> **TASK OBJECTIVE**
Scan the data below for the string "Yard". Copy every line where it appears.

Saved entries
## begin
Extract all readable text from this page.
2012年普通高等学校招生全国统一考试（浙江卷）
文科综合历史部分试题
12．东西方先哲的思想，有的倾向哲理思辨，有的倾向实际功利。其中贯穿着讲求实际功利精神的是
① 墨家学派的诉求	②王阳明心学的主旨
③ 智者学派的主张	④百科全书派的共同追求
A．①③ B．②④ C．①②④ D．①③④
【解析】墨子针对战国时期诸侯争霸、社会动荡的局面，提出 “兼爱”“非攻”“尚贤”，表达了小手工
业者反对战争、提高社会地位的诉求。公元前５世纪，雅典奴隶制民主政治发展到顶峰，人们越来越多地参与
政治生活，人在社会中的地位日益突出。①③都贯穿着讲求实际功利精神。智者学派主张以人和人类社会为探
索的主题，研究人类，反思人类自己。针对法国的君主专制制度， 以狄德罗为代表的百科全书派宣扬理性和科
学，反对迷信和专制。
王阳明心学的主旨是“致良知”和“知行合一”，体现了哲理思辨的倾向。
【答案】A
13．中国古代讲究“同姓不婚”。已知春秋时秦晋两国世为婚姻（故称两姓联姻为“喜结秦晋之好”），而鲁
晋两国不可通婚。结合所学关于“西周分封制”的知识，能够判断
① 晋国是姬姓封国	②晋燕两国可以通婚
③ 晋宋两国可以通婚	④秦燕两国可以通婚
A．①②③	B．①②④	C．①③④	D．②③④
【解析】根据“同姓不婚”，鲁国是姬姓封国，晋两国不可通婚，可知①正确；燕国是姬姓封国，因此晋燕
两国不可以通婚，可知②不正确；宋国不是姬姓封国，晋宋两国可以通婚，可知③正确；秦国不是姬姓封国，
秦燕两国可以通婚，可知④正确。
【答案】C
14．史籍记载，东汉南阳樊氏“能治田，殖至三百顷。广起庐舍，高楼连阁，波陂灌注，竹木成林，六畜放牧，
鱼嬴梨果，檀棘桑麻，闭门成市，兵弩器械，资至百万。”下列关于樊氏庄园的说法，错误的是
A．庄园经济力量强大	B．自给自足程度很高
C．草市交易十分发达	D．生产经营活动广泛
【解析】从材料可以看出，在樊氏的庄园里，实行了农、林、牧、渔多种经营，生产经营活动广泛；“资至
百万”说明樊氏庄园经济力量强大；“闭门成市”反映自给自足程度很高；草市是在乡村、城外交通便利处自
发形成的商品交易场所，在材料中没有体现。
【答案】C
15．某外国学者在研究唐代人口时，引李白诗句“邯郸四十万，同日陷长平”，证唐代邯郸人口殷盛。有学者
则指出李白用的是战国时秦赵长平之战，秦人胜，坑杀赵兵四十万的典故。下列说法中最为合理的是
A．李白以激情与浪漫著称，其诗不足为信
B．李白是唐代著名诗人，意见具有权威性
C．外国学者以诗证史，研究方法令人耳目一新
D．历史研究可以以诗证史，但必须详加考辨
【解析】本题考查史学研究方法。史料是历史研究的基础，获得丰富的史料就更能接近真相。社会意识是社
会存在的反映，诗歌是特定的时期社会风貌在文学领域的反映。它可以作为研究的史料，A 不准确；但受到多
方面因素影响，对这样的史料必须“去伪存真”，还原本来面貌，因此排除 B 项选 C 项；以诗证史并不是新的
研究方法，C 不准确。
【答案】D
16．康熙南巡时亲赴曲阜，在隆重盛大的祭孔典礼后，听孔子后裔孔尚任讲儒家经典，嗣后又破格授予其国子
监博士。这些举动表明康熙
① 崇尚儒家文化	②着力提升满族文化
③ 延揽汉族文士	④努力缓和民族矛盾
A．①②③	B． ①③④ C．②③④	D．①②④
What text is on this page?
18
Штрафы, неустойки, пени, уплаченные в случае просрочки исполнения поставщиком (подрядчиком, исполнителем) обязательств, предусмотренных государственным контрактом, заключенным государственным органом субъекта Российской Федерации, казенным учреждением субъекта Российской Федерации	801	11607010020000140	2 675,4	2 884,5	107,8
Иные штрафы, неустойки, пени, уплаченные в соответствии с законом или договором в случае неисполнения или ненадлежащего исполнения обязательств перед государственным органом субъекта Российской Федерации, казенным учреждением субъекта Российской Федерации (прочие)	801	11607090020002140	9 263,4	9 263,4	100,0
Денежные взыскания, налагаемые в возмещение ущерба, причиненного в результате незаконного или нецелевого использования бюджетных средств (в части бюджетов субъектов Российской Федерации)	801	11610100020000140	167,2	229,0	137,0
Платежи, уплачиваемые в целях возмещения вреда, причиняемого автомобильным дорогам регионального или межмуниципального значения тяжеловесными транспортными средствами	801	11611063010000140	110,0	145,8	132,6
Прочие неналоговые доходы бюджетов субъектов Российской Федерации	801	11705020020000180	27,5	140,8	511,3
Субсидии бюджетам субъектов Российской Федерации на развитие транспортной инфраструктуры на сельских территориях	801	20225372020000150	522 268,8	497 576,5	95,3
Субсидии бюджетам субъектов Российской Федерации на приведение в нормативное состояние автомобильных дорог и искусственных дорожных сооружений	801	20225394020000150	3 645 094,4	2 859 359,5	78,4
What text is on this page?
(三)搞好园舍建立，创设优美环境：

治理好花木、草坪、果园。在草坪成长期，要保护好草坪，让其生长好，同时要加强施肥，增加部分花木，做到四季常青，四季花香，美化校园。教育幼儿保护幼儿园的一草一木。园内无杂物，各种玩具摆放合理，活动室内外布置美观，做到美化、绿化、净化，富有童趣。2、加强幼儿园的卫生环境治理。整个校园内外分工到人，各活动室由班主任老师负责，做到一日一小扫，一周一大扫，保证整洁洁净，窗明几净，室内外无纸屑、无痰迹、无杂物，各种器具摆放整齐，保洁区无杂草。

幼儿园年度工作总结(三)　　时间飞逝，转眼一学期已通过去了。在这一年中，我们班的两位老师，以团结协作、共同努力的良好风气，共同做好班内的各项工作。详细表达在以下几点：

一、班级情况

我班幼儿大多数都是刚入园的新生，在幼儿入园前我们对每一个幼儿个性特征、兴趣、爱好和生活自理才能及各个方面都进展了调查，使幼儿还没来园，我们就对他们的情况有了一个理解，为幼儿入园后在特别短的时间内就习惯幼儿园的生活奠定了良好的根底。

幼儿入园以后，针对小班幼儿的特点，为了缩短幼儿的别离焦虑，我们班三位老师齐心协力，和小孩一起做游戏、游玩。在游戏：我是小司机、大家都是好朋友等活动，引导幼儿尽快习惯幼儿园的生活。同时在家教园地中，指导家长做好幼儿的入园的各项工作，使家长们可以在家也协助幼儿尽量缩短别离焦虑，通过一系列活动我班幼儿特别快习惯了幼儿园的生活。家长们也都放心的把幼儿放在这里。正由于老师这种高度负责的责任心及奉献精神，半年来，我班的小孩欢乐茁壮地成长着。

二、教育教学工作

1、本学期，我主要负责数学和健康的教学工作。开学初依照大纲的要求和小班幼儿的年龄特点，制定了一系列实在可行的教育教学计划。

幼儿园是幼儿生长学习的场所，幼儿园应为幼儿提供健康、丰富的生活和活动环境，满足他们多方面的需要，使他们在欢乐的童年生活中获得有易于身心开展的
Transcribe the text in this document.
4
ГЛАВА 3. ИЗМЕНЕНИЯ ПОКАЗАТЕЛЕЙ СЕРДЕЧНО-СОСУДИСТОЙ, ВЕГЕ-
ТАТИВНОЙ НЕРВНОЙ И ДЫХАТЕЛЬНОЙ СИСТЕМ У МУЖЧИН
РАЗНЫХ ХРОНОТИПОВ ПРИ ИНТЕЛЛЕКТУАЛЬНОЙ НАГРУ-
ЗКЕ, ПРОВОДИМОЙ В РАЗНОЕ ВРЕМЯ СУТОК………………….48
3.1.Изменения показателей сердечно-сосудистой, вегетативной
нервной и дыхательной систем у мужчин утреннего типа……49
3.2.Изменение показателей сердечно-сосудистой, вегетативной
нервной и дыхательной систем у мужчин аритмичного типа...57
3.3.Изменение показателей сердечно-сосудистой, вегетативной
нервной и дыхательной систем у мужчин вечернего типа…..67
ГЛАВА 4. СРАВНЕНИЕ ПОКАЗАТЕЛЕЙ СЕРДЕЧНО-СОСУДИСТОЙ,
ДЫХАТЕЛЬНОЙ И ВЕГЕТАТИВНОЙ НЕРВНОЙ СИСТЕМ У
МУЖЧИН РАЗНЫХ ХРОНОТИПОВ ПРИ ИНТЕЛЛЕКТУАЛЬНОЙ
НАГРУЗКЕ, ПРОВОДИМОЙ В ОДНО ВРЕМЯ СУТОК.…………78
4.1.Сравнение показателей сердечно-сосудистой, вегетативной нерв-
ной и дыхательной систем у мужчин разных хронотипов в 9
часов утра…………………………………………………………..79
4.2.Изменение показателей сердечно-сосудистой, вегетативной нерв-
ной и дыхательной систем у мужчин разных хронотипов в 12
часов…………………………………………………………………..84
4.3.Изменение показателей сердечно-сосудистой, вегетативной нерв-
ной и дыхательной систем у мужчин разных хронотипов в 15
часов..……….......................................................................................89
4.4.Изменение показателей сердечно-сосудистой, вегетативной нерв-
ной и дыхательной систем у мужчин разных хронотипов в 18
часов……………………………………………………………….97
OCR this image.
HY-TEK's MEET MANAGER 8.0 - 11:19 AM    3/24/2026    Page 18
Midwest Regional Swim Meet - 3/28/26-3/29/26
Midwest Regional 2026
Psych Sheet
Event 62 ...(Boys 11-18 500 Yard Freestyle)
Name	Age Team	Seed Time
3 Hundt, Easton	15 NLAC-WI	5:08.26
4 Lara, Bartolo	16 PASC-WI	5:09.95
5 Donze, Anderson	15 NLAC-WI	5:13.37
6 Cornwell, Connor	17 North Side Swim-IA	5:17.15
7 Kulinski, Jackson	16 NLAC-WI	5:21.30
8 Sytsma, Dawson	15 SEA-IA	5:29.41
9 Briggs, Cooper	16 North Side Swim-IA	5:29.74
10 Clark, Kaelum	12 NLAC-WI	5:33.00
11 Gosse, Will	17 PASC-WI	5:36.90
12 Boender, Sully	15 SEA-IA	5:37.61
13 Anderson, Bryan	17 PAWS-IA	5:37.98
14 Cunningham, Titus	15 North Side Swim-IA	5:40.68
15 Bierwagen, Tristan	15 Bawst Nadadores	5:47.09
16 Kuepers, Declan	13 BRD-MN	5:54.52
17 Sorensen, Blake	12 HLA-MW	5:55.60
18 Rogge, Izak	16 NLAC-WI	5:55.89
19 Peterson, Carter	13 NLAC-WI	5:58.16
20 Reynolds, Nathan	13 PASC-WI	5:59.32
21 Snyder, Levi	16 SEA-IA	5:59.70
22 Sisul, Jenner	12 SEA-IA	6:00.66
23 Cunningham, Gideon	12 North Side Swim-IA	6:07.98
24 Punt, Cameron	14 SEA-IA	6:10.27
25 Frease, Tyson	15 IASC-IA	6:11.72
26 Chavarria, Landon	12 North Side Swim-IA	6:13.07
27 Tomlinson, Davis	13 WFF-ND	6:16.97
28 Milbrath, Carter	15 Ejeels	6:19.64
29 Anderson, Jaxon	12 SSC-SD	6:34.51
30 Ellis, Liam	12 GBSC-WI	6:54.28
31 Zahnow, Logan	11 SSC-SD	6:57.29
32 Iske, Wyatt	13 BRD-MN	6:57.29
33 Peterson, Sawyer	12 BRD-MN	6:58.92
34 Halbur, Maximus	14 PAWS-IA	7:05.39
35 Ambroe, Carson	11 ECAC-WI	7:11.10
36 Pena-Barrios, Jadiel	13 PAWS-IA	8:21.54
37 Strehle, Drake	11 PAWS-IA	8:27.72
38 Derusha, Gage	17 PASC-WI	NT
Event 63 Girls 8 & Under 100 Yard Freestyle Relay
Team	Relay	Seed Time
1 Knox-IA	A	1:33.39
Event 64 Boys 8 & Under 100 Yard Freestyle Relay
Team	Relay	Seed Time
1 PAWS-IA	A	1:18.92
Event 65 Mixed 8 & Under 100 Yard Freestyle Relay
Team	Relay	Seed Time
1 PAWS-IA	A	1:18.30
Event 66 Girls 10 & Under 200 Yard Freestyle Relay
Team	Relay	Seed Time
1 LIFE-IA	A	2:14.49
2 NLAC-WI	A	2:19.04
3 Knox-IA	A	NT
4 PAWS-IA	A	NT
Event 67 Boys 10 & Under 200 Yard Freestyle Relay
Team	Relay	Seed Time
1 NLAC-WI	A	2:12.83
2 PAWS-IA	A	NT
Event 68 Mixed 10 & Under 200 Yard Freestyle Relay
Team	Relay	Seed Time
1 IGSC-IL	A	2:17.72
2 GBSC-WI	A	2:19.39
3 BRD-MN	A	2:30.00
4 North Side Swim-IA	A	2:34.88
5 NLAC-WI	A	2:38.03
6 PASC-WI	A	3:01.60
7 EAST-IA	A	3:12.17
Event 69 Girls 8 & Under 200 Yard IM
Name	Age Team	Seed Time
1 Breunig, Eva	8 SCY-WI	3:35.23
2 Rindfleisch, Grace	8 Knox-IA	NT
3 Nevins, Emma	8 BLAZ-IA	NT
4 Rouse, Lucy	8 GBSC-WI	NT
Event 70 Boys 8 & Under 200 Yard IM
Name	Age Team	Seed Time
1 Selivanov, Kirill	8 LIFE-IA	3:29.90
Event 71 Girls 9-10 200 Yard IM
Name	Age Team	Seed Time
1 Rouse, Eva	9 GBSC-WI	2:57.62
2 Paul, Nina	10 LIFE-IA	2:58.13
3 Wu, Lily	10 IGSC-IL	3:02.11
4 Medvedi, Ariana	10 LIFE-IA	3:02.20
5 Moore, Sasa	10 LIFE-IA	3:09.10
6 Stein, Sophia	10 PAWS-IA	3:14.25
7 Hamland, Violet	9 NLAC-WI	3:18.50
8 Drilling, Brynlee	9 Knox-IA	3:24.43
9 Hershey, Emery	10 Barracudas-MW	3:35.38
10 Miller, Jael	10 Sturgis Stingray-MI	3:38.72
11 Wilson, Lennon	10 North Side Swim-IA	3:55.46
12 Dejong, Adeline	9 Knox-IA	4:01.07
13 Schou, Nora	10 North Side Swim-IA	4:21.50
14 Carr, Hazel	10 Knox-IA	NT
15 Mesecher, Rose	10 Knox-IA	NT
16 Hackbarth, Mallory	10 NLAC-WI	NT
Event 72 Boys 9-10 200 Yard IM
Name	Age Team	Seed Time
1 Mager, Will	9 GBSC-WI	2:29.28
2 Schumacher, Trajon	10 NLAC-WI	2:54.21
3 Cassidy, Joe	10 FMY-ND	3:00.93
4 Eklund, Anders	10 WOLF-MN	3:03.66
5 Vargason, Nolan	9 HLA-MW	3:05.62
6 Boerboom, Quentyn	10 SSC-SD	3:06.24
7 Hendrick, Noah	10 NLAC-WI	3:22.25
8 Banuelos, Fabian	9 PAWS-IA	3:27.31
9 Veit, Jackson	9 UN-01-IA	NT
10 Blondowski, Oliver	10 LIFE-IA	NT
## end
> **SOLUTION TO THE PROBLEM**
Event 62 ...(Boys 11-18 500 Yard Freestyle)
Event 63 Girls 8 & Under 100 Yard Freestyle Relay
Event 64 Boys 8 & Under 100 Yard Freestyle Relay
Event 65 Mixed 8 & Under 100 Yard Freestyle Relay
Event 66 Girls 10 & Under 200 Yard Freestyle Relay
Event 67 Boys 10 & Under 200 Yard Freestyle Relay
Event 68 Mixed 10 & Under 200 Yard Freestyle Relay
Event 69 Girls 8 & Under 200 Yard IM
Event 70 Boys 8 & Under 200 Yard IM
Event 71 Girls 9-10 200 Yard IM
Event 72 Boys 9-10 200 Yard IM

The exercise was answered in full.